◆ Stated task
The records below must be retyped exactly.

□ □ □ □

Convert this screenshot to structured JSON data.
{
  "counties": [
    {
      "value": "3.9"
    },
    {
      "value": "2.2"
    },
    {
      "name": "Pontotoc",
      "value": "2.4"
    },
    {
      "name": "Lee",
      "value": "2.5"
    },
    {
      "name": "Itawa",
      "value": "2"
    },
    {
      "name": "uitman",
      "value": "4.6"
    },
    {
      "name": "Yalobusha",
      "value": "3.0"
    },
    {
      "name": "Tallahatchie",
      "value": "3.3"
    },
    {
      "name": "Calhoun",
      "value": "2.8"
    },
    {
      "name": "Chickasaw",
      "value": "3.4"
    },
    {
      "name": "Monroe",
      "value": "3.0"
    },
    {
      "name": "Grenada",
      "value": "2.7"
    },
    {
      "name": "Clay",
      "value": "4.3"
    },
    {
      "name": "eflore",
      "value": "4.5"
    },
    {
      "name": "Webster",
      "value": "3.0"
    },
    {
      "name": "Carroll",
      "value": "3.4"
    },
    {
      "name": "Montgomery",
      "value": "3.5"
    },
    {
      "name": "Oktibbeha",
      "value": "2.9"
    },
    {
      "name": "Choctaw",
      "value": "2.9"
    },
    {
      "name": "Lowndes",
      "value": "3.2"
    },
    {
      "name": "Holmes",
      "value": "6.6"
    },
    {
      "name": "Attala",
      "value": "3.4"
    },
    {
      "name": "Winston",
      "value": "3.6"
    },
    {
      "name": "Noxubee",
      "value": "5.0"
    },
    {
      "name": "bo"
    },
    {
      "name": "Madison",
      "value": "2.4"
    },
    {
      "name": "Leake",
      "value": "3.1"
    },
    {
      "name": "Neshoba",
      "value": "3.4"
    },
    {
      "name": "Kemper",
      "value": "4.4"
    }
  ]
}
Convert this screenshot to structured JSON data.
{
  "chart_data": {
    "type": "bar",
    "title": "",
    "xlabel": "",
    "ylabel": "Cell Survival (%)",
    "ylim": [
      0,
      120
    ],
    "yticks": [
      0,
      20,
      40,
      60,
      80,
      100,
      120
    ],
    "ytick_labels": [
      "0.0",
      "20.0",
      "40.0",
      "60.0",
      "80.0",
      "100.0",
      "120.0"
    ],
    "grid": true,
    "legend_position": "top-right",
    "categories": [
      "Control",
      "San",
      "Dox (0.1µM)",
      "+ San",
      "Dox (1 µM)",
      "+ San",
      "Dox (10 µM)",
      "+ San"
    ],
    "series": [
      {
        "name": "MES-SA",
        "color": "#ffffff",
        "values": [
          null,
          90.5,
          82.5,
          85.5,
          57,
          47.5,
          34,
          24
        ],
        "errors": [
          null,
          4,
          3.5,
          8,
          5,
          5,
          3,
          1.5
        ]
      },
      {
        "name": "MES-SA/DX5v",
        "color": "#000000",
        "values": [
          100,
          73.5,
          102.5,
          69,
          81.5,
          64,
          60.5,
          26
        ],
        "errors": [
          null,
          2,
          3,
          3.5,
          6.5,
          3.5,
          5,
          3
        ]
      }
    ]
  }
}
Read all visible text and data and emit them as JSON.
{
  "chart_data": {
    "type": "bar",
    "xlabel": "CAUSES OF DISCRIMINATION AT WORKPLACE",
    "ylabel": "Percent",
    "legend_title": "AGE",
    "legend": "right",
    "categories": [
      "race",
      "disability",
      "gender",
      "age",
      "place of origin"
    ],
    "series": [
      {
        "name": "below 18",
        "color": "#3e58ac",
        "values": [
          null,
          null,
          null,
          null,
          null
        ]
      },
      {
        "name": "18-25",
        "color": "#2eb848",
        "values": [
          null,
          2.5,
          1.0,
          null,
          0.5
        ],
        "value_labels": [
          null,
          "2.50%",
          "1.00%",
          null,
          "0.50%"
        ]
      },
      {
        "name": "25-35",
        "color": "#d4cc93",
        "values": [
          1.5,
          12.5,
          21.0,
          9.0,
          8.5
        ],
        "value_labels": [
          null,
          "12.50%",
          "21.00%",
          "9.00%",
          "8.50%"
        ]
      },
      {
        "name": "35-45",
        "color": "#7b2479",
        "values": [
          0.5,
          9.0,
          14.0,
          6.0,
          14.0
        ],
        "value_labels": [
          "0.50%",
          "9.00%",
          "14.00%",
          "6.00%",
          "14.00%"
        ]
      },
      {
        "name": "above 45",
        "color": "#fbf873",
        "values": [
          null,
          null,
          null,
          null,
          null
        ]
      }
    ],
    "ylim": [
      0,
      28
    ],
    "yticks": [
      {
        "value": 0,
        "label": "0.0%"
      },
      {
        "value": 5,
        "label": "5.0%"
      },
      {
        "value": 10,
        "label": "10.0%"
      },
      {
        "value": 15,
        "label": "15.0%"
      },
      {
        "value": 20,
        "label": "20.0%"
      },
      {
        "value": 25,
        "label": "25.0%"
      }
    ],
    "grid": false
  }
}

□ □ □ □

◆ Expected output
Convert this screenshot to structured JSON data.
{
  "counties": [
    {
      "value": "3.9"
    },
    {
      "value": "2.2"
    },
    {
      "name": "Pontotoc",
      "value": "2.4"
    },
    {
      "name": "Lee",
      "value": "2.5"
    },
    {
      "name": "Itawa",
      "value": "2"
    },
    {
      "name": "uitman",
      "value": "4.6"
    },
    {
      "name": "Yalobusha",
      "value": "3.0"
    },
    {
      "name": "Tallahatchie",
      "value": "3.3"
    },
    {
      "name": "Calhoun",
      "value": "2.8"
    },
    {
      "name": "Chickasaw",
      "value": "3.4"
    },
    {
      "name": "Monroe",
      "value": "3.0"
    },
    {
      "name": "Grenada",
      "value": "2.7"
    },
    {
      "name": "Clay",
      "value": "4.3"
    },
    {
      "name": "eflore",
      "value": "4.5"
    },
    {
      "name": "Webster",
      "value": "3.0"
    },
    {
      "name": "Carroll",
      "value": "3.4"
    },
    {
      "name": "Montgomery",
      "value": "3.5"
    },
    {
      "name": "Oktibbeha",
      "value": "2.9"
    },
    {
      "name": "Choctaw",
      "value": "2.9"
    },
    {
      "name": "Lowndes",
      "value": "3.2"
    },
    {
      "name": "Holmes",
      "value": "6.6"
    },
    {
      "name": "Attala",
      "value": "3.4"
    },
    {
      "name": "Winston",
      "value": "3.6"
    },
    {
      "name": "Noxubee",
      "value": "5.0"
    },
    {
      "name": "bo"
    },
    {
      "name": "Madison",
      "value": "2.4"
    },
    {
      "name": "Leake",
      "value": "3.1"
    },
    {
      "name": "Neshoba",
      "value": "3.4"
    },
    {
      "name": "Kemper",
      "value": "4.4"
    }
  ]
}
Convert this screenshot to structured JSON data.
{
  "chart_data": {
    "type": "bar",
    "title": "",
    "xlabel": "",
    "ylabel": "Cell Survival (%)",
    "ylim": [
      0,
      120
    ],
    "yticks": [
      0,
      20,
      40,
      60,
      80,
      100,
      120
    ],
    "ytick_labels": [
      "0.0",
      "20.0",
      "40.0",
      "60.0",
      "80.0",
      "100.0",
      "120.0"
    ],
    "grid": true,
    "legend_position": "top-right",
    "categories": [
      "Control",
      "San",
      "Dox (0.1µM)",
      "+ San",
      "Dox (1 µM)",
      "+ San",
      "Dox (10 µM)",
      "+ San"
    ],
    "series": [
      {
        "name": "MES-SA",
        "color": "#ffffff",
        "values": [
          null,
          90.5,
          82.5,
          85.5,
          57,
          47.5,
          34,
          24
        ],
        "errors": [
          null,
          4,
          3.5,
          8,
          5,
          5,
          3,
          1.5
        ]
      },
      {
        "name": "MES-SA/DX5v",
        "color": "#000000",
        "values": [
          100,
          73.5,
          102.5,
          69,
          81.5,
          64,
          60.5,
          26
        ],
        "errors": [
          null,
          2,
          3,
          3.5,
          6.5,
          3.5,
          5,
          3
        ]
      }
    ]
  }
}
Read all visible text and data and emit them as JSON.
{
  "chart_data": {
    "type": "bar",
    "xlabel": "CAUSES OF DISCRIMINATION AT WORKPLACE",
    "ylabel": "Percent",
    "legend_title": "AGE",
    "legend": "right",
    "categories": [
      "race",
      "disability",
      "gender",
      "age",
      "place of origin"
    ],
    "series": [
      {
        "name": "below 18",
        "color": "#3e58ac",
        "values": [
          null,
          null,
          null,
          null,
          null
        ]
      },
      {
        "name": "18-25",
        "color": "#2eb848",
        "values": [
          null,
          2.5,
          1.0,
          null,
          0.5
        ],
        "value_labels": [
          null,
          "2.50%",
          "1.00%",
          null,
          "0.50%"
        ]
      },
      {
        "name": "25-35",
        "color": "#d4cc93",
        "values": [
          1.5,
          12.5,
          21.0,
          9.0,
          8.5
        ],
        "value_labels": [
          null,
          "12.50%",
          "21.00%",
          "9.00%",
          "8.50%"
        ]
      },
      {
        "name": "35-45",
        "color": "#7b2479",
        "values": [
          0.5,
          9.0,
          14.0,
          6.0,
          14.0
        ],
        "value_labels": [
          "0.50%",
          "9.00%",
          "14.00%",
          "6.00%",
          "14.00%"
        ]
      },
      {
        "name": "above 45",
        "color": "#fbf873",
        "values": [
          null,
          null,
          null,
          null,
          null
        ]
      }
    ],
    "ylim": [
      0,
      28
    ],
    "yticks": [
      {
        "value": 0,
        "label": "0.0%"
      },
      {
        "value": 5,
        "label": "5.0%"
      },
      {
        "value": 10,
        "label": "10.0%"
      },
      {
        "value": 15,
        "label": "15.0%"
      },
      {
        "value": 20,
        "label": "20.0%"
      },
      {
        "value": 25,
        "label": "25.0%"
      }
    ],
    "grid": false
  }
}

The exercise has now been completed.